PASSAGE TO READ —
I understand how frustrating it is to not get a bin when you are there.  We were supposed to use on in October and they were BOTH missing.  We actually restarted one and spent two hours on our last day looking for the other one.  So I get it.  I don't know that there is really a way to fix it.  I'm not a fan of putting down a deposit because I don't want to be responsible for a bunch of money and I'm sure no one else would be either.

Lilmakattack was down for both bins because at one point she offered to restart one of the missing ones.  Someone else restarted it.  It's odd that someone would pick up one and not the other if they were scheduled for both.  I've PMed her.  Let me see if she responds.

Until then, if someone else wants to restart Bin 1, please do.  At this point I'm so frustrated I'm ready to just close it all down


----------



## Song of the South

If I get a good price on a bin I am happy to restart because I have a few things to go in it.  No problem!

Our DVC Christmas tree was never found in 2013 so I definitely get the frustration. 

SotS


----------



## Chelley00

Song of the South said:


> If I get a good price on a bin I am happy to restart because I have a few things to go in it.  No problem!
> 
> Our DVC Christmas tree was never found in 2013 so I definitely get the frustration.
> 
> SotS



That would be fantastic.  Thank you.  I got the bin I took down at Target on clearance for $5.  It doesn't have to be anything big.

I have an instruction sheet that I can email to you to be taped on the inside if I can.

SUPPLIED DATA —
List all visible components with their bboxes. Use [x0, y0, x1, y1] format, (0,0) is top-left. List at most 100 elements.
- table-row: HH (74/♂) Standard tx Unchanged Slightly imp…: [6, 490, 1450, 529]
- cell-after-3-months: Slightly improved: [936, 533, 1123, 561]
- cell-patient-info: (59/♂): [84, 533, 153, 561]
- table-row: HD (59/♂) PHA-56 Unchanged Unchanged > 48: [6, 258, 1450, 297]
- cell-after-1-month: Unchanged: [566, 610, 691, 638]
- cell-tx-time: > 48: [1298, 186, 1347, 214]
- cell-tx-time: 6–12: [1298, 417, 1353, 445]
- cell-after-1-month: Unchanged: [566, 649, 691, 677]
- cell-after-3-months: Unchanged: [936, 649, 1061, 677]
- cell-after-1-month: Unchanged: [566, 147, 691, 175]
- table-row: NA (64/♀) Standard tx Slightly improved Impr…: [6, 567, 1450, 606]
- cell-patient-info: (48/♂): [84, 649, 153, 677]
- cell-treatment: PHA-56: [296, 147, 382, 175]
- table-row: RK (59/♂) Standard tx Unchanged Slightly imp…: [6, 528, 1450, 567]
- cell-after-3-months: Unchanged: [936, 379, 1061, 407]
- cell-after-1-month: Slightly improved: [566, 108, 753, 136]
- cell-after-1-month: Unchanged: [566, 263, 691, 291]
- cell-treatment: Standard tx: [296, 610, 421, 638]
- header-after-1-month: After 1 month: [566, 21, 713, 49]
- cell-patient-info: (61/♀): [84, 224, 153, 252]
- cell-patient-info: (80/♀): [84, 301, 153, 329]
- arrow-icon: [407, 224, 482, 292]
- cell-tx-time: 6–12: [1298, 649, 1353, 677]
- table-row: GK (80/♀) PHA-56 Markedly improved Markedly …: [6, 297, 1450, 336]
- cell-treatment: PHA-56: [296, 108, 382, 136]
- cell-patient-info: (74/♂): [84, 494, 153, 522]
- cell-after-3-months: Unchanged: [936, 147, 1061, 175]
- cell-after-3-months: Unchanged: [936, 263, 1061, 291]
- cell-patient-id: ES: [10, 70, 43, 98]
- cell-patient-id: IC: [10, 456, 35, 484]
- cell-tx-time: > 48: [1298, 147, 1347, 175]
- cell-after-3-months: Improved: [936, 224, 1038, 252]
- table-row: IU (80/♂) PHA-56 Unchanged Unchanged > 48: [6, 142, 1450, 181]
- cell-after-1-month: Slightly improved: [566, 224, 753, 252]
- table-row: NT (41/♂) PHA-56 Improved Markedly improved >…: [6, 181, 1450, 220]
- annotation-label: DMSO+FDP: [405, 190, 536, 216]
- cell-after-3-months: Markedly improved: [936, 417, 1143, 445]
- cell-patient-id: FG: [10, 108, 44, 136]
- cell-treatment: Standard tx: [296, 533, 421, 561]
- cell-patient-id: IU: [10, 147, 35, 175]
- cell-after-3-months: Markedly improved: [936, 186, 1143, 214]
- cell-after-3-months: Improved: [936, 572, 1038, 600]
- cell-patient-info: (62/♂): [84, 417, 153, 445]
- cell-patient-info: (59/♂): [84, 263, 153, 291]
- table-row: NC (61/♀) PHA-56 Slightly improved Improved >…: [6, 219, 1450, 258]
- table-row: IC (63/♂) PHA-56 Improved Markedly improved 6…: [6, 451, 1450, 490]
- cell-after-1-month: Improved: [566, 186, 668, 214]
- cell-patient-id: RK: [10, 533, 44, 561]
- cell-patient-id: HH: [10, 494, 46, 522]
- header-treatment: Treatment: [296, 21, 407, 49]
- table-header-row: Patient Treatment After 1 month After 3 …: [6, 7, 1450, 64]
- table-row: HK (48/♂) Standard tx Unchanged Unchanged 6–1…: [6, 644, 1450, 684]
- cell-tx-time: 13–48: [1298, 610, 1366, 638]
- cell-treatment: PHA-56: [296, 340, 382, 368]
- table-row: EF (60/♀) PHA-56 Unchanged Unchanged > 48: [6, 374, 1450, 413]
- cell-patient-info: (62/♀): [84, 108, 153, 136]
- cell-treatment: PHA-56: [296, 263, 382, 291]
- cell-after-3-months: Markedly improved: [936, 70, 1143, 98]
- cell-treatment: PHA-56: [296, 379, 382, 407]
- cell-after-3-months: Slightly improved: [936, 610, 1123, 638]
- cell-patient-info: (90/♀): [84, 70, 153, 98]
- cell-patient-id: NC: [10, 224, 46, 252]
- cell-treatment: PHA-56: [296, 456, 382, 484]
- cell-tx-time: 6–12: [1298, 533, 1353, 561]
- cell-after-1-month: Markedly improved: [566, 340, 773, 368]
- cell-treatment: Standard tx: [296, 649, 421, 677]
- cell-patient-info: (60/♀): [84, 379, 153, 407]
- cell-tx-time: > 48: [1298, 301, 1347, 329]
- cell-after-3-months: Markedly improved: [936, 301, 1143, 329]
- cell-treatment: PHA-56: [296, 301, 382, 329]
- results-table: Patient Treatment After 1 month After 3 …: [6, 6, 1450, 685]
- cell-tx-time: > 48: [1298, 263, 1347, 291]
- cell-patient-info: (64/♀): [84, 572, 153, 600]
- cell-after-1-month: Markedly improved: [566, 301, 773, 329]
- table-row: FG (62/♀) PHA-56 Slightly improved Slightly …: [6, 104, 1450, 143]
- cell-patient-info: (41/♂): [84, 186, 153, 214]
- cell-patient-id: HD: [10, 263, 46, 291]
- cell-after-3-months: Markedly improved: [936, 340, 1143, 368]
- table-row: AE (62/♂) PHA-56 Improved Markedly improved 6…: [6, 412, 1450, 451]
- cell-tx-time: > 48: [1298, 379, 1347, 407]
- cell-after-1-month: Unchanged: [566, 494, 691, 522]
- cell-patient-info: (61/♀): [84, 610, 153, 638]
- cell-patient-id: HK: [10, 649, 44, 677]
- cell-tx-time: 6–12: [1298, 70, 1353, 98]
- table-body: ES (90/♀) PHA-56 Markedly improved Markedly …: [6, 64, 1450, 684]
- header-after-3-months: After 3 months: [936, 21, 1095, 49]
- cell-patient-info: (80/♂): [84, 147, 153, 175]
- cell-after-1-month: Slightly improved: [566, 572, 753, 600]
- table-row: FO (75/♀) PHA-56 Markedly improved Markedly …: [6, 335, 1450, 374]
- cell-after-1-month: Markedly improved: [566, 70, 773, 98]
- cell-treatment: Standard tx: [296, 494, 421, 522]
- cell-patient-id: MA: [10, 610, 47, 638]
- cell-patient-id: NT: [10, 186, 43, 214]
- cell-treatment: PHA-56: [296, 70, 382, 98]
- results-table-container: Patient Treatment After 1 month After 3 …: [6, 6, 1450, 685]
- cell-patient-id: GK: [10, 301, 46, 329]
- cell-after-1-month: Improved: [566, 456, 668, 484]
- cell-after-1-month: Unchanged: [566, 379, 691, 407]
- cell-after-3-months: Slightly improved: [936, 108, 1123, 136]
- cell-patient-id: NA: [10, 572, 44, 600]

EXERCISE BRIEF —
Can you answer these about the forum thread on the missing bins?
1. In which month were both bins found missing?
2. In what year was the DVC Christmas tree never found?
3. Where was the bin that Chelley00 took down bought, and for what price?
These rows have no connection to the forum thread about the missing bins.

RESULT —
1. October
2. 2013
3. At Target, on clearance for $5